====== EXCERPT PROVIDED ======

Compared with other European jurisdictions, we believe WACC levels in the Netherlands are among the lowest in Europe, which has increased pressure on remuneration of electricity grids at a time of significant ramp-up in the investments required for the energy transition to unfold. That said, the stretched returns on investments are compensated by the very low country risk in the Netherlands, which is a positive consideration that helps form our view, along with the regulatory advantage, of our business risk profile for Dutch utilities and allows Dutch operators to obtain financing at a lower cost.

Because the cost of debt and the risk-free rate components of the WACC are recalculated yearly, and given the current central bank cycle that is tightening monetary policy, we expect WACC levels to increase across all activities, especially from 2024, versus what is shown in table 4. We estimate that the nominal pre-tax WACC assumption could rise to 4.8% in 2026 from 2.9% in 2022.

Table 4

Components Of RAB Remuneration Rates For Existing Assets (As Per Final Determination)

====== INFORMATION SUPPLIED ======

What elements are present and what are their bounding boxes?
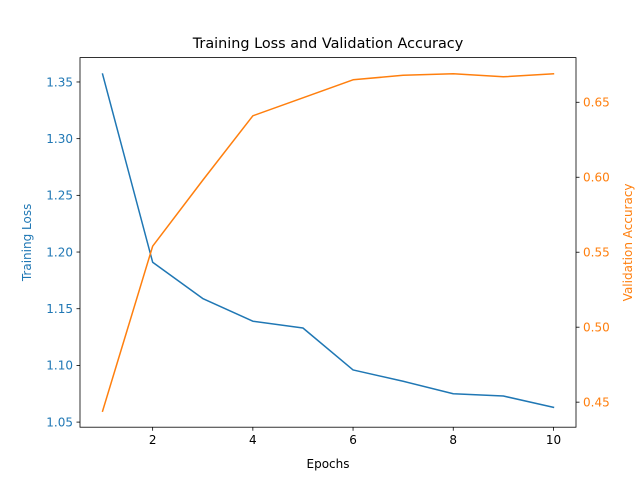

======

* **TASKS AND EXERCISES**
**1.** Reproduce the passage from the Dutch WACC excerpt, starting at "Because the cost" and ending at "Per Final Determination)".
**2.** What nominal pre-tax WACC does the excerpt on Dutch grid remuneration estimate for 2026?

* **RESPONSES PER TASK**
**1.**
Because the cost of debt and the risk-free rate components of the WACC are recalculated yearly, and given the current central bank cycle that is tightening monetary policy, we expect WACC levels to increase across all activities, especially from 2024, versus what is shown in table 4. We estimate that the nominal pre-tax WACC assumption could rise to 4.8% in 2026 from 2.9% in 2022.

Table 4

Components Of RAB Remuneration Rates For Existing Assets (As Per Final Determination)

**2.** It estimates that the assumption could rise to 4.8% in 2026, up from 2.9% in 2022.